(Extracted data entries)
· · · · · · ·
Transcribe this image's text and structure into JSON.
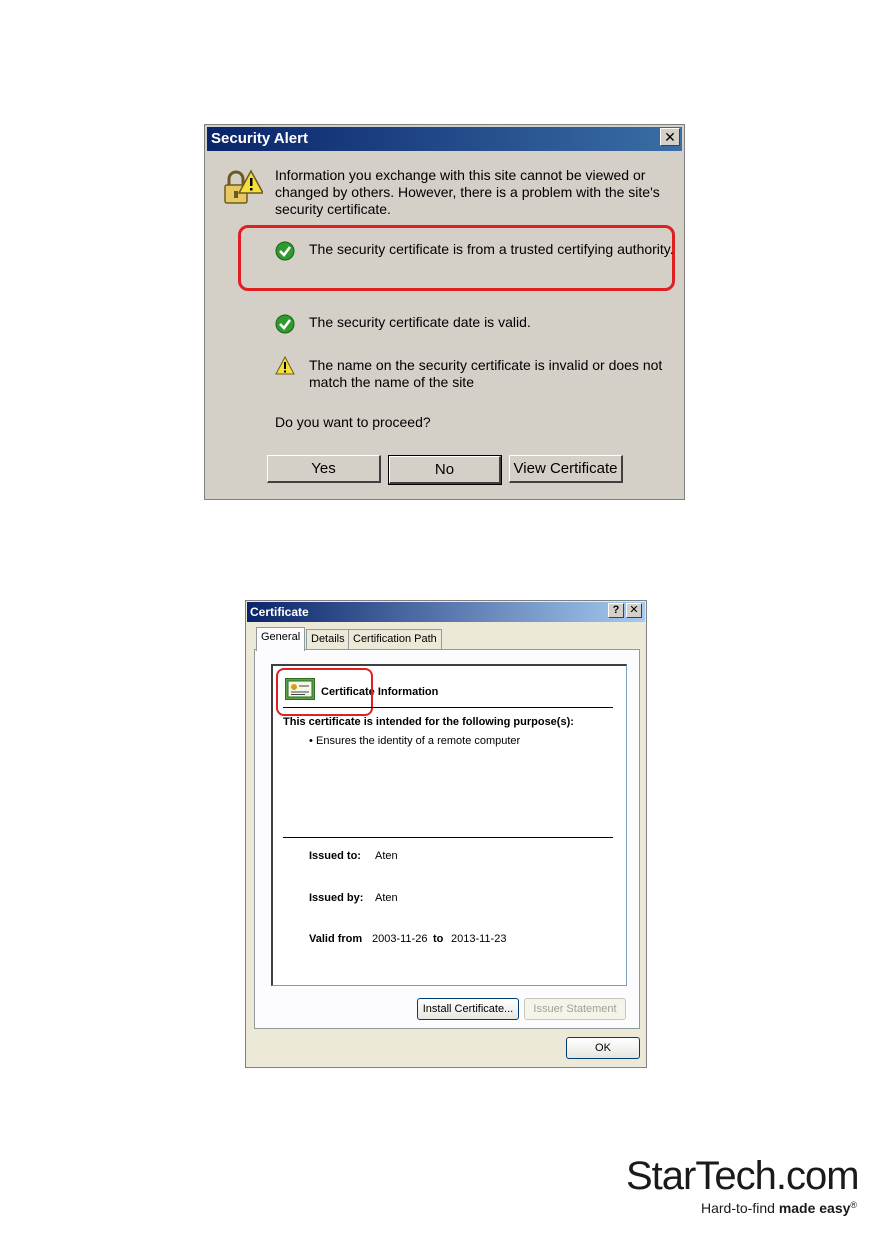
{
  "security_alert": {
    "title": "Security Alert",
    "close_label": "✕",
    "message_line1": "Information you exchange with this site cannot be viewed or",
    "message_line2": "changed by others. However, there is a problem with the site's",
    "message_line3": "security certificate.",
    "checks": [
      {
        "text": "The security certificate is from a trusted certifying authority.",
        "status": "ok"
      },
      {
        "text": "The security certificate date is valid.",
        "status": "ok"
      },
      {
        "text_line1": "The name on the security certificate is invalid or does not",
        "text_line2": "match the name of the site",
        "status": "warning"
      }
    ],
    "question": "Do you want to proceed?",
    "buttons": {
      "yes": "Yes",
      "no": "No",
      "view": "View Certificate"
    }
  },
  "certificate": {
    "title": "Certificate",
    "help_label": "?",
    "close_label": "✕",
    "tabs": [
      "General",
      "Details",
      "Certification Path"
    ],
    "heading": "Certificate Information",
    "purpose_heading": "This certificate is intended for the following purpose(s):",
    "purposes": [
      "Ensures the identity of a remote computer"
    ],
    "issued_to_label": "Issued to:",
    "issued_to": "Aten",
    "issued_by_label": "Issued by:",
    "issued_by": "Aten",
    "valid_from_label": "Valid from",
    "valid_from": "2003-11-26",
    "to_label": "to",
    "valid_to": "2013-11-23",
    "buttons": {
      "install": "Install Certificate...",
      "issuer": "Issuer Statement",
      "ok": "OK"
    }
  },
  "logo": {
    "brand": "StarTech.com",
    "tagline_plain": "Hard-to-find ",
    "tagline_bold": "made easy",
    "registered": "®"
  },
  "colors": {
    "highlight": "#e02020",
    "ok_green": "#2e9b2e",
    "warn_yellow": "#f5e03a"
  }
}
· · · · · · ·
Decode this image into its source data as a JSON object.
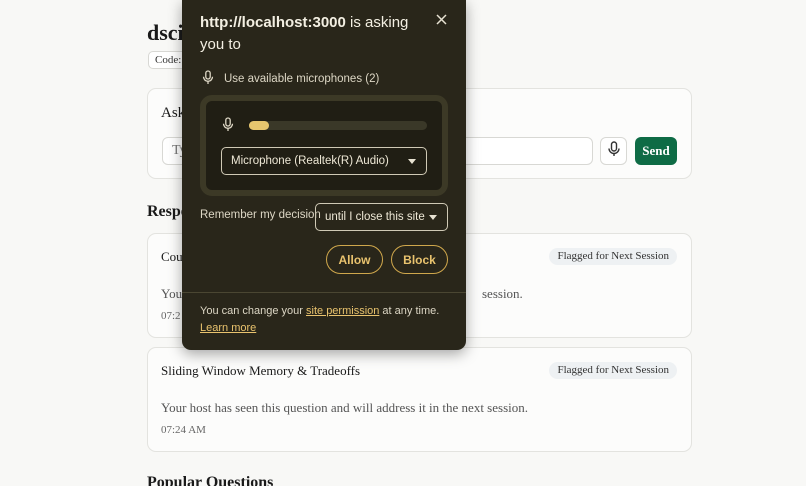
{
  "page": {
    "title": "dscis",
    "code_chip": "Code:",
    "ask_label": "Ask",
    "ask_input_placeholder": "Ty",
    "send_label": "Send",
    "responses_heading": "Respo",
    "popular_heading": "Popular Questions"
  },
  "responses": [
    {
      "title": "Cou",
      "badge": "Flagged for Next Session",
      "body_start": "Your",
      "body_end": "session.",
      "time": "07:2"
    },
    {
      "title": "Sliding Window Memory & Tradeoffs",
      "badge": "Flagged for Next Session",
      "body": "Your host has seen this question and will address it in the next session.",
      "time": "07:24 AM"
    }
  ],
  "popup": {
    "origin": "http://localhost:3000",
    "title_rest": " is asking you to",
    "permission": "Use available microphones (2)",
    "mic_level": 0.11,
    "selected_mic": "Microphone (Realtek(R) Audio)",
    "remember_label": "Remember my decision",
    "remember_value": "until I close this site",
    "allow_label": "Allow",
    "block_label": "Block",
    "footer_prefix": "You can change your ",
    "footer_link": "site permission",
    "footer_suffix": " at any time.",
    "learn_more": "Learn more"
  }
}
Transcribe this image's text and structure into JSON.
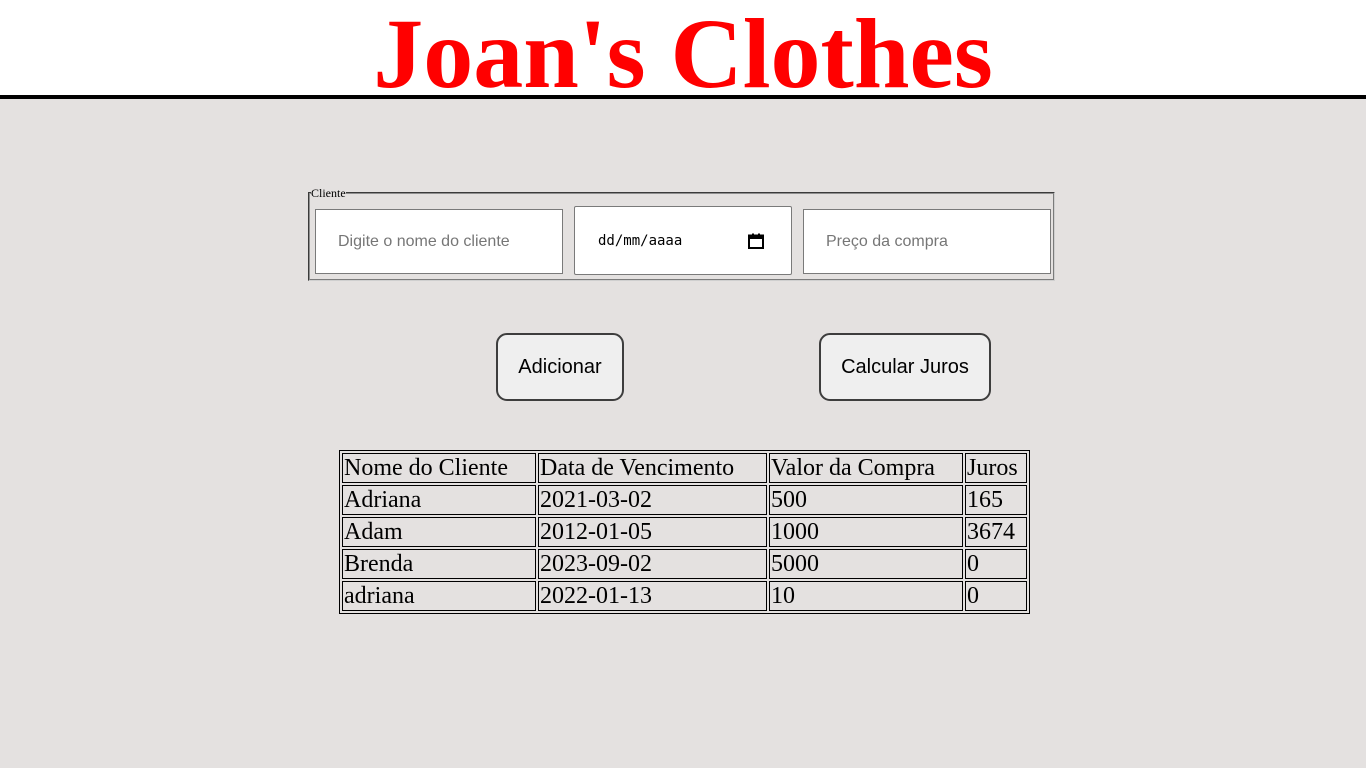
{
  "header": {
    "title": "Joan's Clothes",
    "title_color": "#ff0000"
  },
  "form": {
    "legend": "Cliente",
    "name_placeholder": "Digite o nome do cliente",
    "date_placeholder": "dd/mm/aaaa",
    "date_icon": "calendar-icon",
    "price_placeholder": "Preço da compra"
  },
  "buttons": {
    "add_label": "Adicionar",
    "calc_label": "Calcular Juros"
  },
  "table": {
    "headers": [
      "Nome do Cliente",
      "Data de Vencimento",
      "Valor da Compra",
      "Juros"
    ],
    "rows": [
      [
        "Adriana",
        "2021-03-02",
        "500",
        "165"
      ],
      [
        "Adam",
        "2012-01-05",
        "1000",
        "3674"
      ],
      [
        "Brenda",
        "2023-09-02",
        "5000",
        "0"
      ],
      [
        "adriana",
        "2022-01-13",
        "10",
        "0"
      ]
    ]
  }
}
· · · · · · ·
THE PROBLEM ->
State how many lines in the records above contain the word "time", and give only that number.

THE RESPONSE ->
3